Exercise
Beneath this task is a listing; retype all of it exactly.

--------

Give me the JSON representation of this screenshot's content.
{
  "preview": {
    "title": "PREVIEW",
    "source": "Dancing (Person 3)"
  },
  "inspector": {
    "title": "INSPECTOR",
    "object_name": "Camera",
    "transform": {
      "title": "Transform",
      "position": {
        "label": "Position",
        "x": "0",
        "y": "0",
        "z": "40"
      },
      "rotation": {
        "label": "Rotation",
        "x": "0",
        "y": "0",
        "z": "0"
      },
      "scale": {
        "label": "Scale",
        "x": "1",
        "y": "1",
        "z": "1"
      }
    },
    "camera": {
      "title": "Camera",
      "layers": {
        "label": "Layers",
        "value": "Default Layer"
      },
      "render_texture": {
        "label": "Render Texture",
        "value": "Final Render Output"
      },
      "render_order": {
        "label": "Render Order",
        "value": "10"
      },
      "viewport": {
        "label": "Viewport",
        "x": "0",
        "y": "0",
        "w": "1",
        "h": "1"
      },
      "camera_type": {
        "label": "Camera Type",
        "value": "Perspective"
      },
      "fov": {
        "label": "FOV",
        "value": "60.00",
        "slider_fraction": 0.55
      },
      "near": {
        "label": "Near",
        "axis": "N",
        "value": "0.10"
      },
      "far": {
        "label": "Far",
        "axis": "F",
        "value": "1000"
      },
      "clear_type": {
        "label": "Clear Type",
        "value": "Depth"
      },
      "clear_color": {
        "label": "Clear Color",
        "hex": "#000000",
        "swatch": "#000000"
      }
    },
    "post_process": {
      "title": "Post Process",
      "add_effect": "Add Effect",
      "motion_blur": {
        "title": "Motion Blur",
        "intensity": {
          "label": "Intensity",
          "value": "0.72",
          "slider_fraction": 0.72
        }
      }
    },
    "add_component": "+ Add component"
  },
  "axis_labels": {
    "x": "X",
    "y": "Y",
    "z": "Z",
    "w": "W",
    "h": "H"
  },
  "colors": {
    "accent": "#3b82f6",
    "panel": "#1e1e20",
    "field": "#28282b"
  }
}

--------

Exercise result
Give me the JSON representation of this screenshot's content.
{
  "preview": {
    "title": "PREVIEW",
    "source": "Dancing (Person 3)"
  },
  "inspector": {
    "title": "INSPECTOR",
    "object_name": "Camera",
    "transform": {
      "title": "Transform",
      "position": {
        "label": "Position",
        "x": "0",
        "y": "0",
        "z": "40"
      },
      "rotation": {
        "label": "Rotation",
        "x": "0",
        "y": "0",
        "z": "0"
      },
      "scale": {
        "label": "Scale",
        "x": "1",
        "y": "1",
        "z": "1"
      }
    },
    "camera": {
      "title": "Camera",
      "layers": {
        "label": "Layers",
        "value": "Default Layer"
      },
      "render_texture": {
        "label": "Render Texture",
        "value": "Final Render Output"
      },
      "render_order": {
        "label": "Render Order",
        "value": "10"
      },
      "viewport": {
        "label": "Viewport",
        "x": "0",
        "y": "0",
        "w": "1",
        "h": "1"
      },
      "camera_type": {
        "label": "Camera Type",
        "value": "Perspective"
      },
      "fov": {
        "label": "FOV",
        "value": "60.00",
        "slider_fraction": 0.55
      },
      "near": {
        "label": "Near",
        "axis": "N",
        "value": "0.10"
      },
      "far": {
        "label": "Far",
        "axis": "F",
        "value": "1000"
      },
      "clear_type": {
        "label": "Clear Type",
        "value": "Depth"
      },
      "clear_color": {
        "label": "Clear Color",
        "hex": "#000000",
        "swatch": "#000000"
      }
    },
    "post_process": {
      "title": "Post Process",
      "add_effect": "Add Effect",
      "motion_blur": {
        "title": "Motion Blur",
        "intensity": {
          "label": "Intensity",
          "value": "0.72",
          "slider_fraction": 0.72
        }
      }
    },
    "add_component": "+ Add component"
  },
  "axis_labels": {
    "x": "X",
    "y": "Y",
    "z": "Z",
    "w": "W",
    "h": "H"
  },
  "colors": {
    "accent": "#3b82f6",
    "panel": "#1e1e20",
    "field": "#28282b"
  }
}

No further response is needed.